> **What needs to be done**
Your answer should be a single number: the count of lines holding the word "ylabel".

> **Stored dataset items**
— start —

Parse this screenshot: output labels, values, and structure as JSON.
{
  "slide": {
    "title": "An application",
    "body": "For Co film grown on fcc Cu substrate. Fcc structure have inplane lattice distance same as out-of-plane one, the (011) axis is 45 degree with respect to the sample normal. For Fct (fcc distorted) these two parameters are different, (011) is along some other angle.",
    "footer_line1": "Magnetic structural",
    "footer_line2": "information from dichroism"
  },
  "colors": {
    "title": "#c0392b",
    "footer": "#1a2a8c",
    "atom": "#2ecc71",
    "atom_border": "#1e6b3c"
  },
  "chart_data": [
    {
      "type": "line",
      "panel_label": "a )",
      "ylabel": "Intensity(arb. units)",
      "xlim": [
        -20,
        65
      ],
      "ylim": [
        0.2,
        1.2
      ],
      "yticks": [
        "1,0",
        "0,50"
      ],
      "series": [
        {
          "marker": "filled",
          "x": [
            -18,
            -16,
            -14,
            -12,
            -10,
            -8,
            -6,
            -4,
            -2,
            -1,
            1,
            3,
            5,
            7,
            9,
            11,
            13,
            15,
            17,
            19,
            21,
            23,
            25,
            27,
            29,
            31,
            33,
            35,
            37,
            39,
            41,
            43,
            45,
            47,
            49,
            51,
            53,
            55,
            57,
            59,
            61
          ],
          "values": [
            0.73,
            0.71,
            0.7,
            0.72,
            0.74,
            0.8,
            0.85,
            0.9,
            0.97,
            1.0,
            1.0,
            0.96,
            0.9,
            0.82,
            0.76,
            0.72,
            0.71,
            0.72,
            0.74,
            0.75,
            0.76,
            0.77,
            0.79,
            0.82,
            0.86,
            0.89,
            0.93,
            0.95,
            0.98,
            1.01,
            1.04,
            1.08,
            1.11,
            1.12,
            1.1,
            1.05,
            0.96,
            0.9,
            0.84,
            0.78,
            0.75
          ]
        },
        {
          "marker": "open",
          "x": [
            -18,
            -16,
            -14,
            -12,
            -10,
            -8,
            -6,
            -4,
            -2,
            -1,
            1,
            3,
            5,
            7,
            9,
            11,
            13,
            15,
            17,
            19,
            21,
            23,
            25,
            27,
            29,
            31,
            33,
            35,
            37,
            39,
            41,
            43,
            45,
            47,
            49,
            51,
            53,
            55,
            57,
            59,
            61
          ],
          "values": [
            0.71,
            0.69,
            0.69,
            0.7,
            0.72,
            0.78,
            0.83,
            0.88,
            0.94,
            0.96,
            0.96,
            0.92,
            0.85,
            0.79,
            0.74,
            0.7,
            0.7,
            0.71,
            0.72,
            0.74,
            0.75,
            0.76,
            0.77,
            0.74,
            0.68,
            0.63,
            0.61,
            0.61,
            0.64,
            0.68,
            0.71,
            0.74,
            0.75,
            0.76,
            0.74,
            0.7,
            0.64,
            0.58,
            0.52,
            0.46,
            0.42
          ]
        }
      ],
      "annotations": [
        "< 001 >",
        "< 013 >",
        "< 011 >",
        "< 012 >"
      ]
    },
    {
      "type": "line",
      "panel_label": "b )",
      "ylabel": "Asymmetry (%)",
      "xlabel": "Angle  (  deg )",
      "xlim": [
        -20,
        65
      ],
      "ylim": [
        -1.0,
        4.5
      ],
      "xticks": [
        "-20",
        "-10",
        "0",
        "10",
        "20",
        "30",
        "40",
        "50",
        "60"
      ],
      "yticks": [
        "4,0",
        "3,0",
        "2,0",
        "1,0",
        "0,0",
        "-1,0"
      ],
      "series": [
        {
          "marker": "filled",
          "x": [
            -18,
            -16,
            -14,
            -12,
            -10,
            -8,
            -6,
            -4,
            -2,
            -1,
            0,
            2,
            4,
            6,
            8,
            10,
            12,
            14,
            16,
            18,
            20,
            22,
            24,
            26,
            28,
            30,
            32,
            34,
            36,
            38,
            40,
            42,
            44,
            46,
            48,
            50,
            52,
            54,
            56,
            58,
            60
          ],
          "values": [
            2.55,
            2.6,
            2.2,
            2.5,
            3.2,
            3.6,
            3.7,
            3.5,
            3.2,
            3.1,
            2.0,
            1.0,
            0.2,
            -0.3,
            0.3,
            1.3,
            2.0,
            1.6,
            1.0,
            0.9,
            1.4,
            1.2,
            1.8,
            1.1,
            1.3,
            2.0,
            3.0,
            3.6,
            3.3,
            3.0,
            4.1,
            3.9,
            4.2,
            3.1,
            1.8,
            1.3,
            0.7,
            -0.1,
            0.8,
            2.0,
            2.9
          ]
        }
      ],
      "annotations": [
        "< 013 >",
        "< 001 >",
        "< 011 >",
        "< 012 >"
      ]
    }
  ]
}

— end —

> **Written solution**
2